> _Exercise details_
Pictures aside, write out every record exactly as it appears.

------------------------------

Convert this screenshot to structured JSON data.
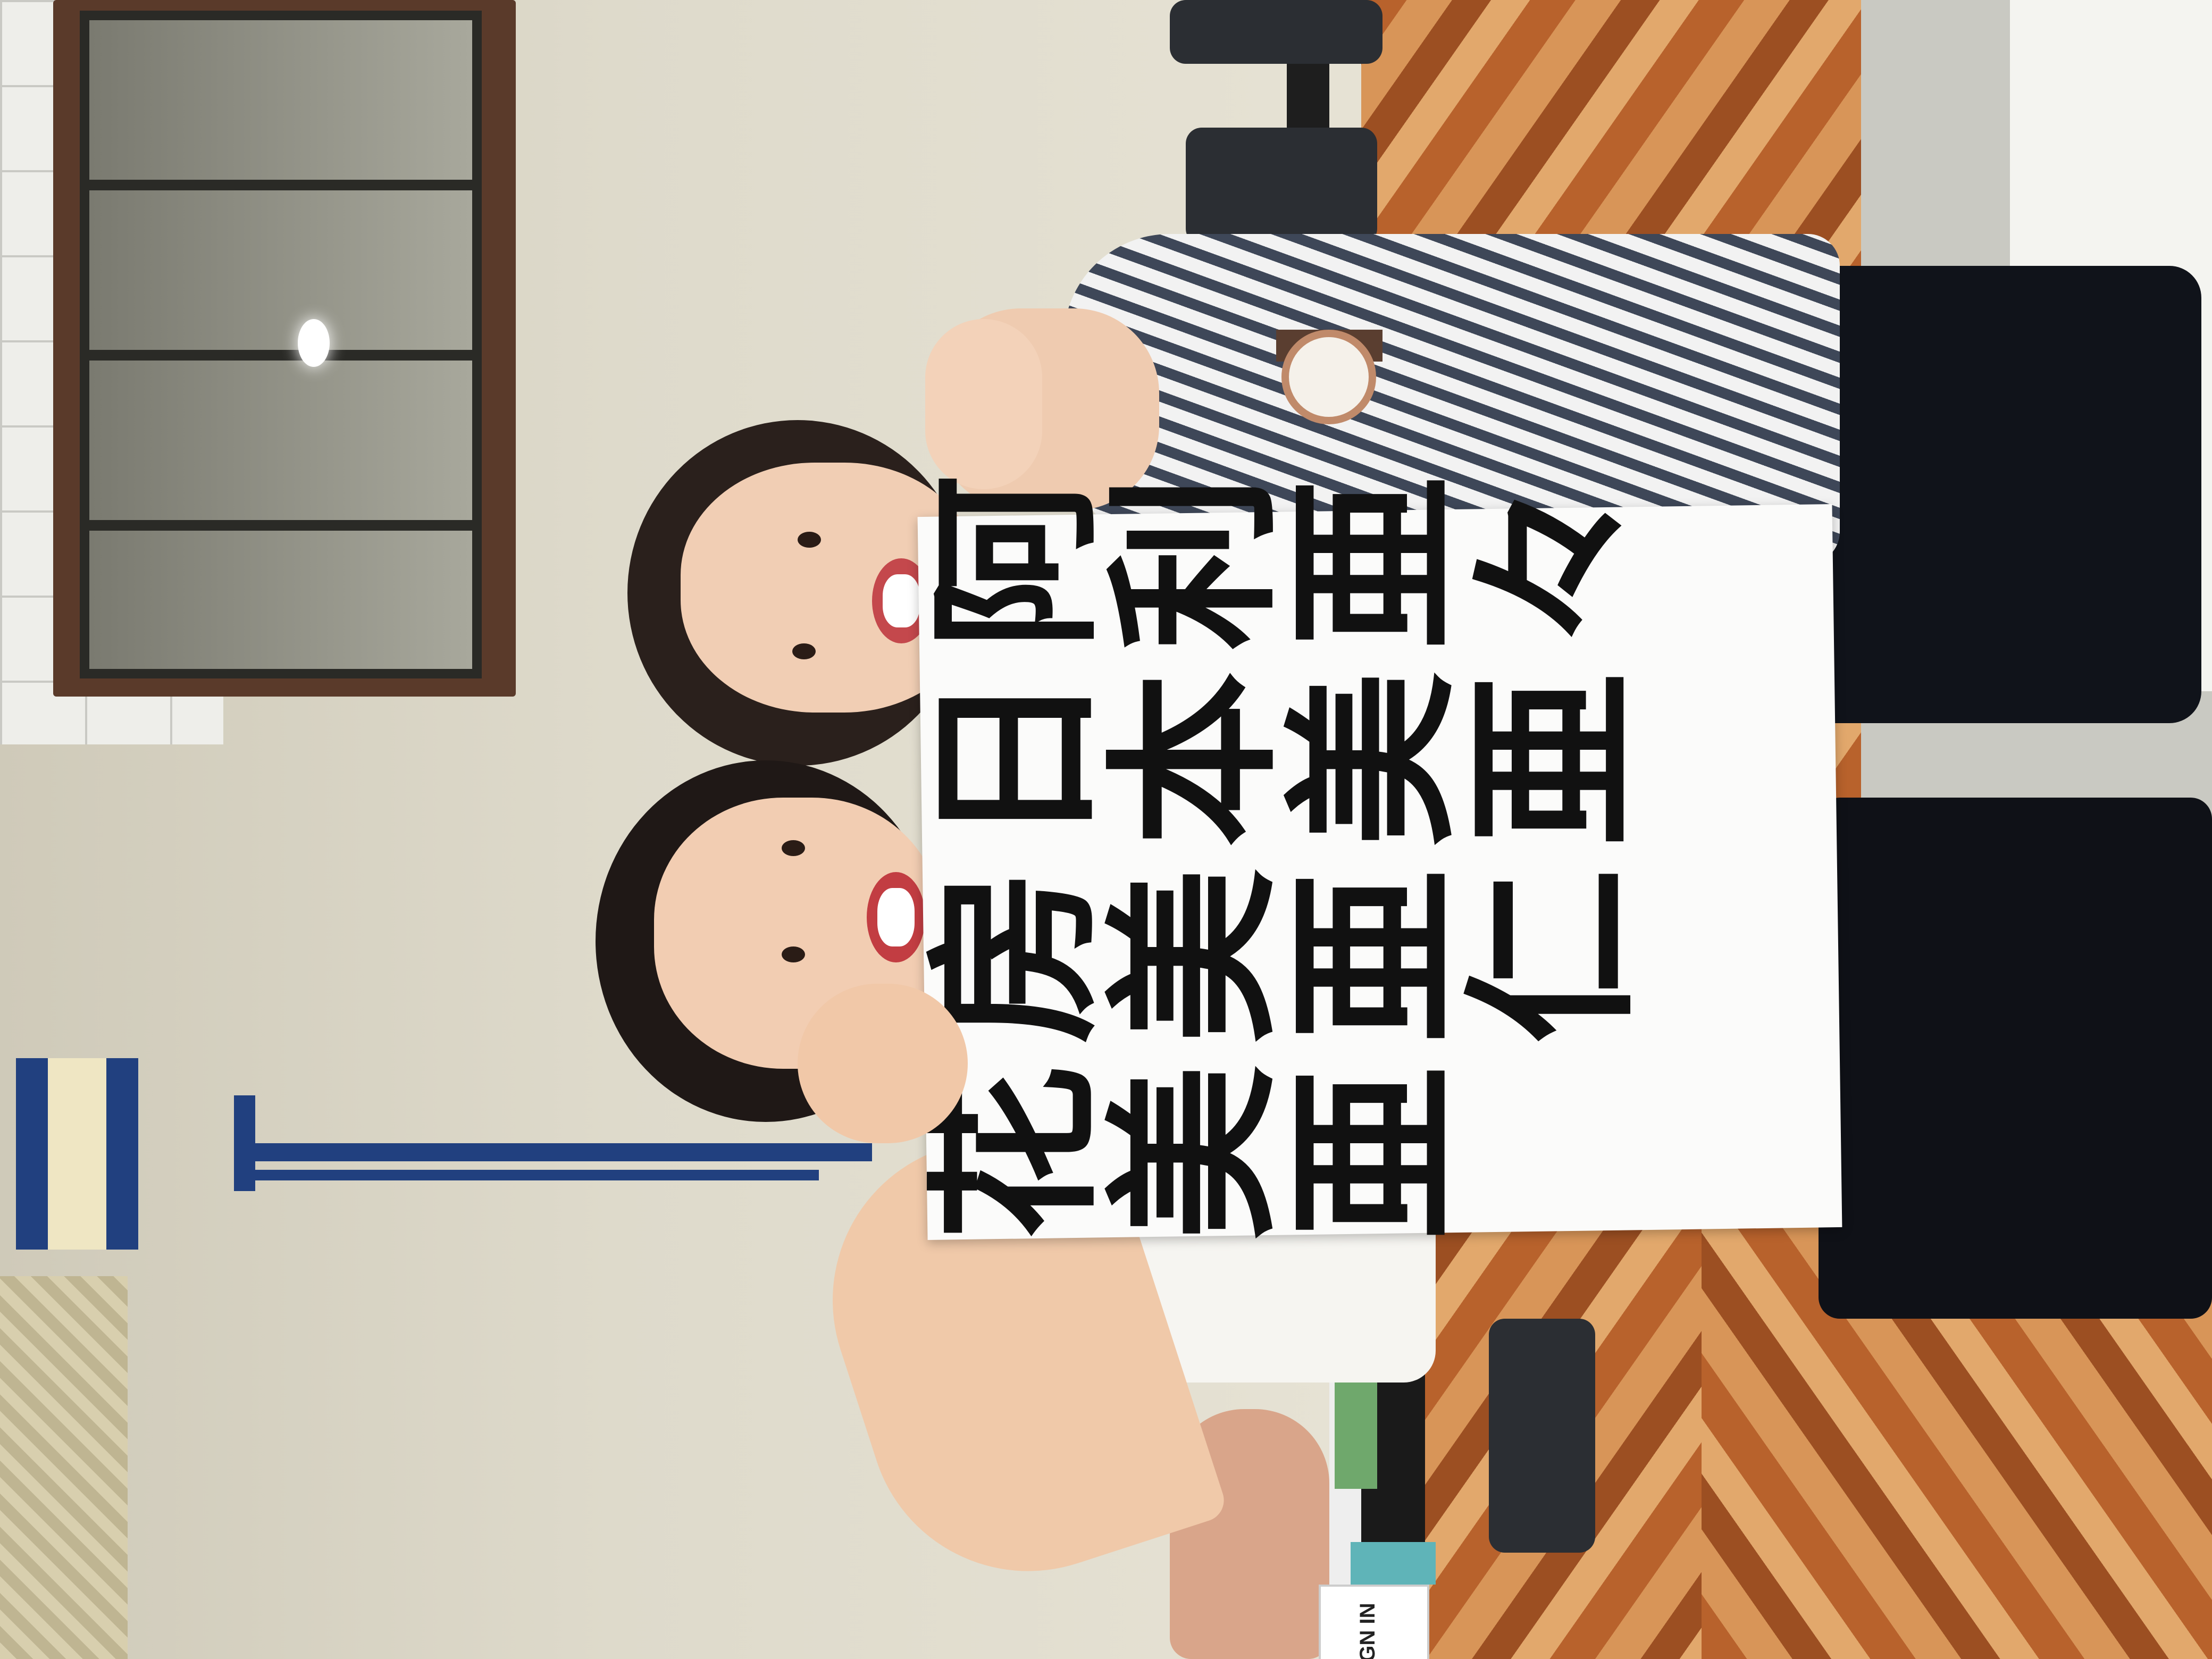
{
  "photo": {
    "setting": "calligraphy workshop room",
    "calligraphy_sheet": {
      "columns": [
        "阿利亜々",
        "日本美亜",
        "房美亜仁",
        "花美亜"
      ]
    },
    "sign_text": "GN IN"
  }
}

------------------------------

> _The completed task_
Convert this screenshot to structured JSON data.
{
  "photo": {
    "setting": "calligraphy workshop room",
    "calligraphy_sheet": {
      "columns": [
        "阿利亜々",
        "日本美亜",
        "房美亜仁",
        "花美亜"
      ]
    },
    "sign_text": "GN IN"
  }
}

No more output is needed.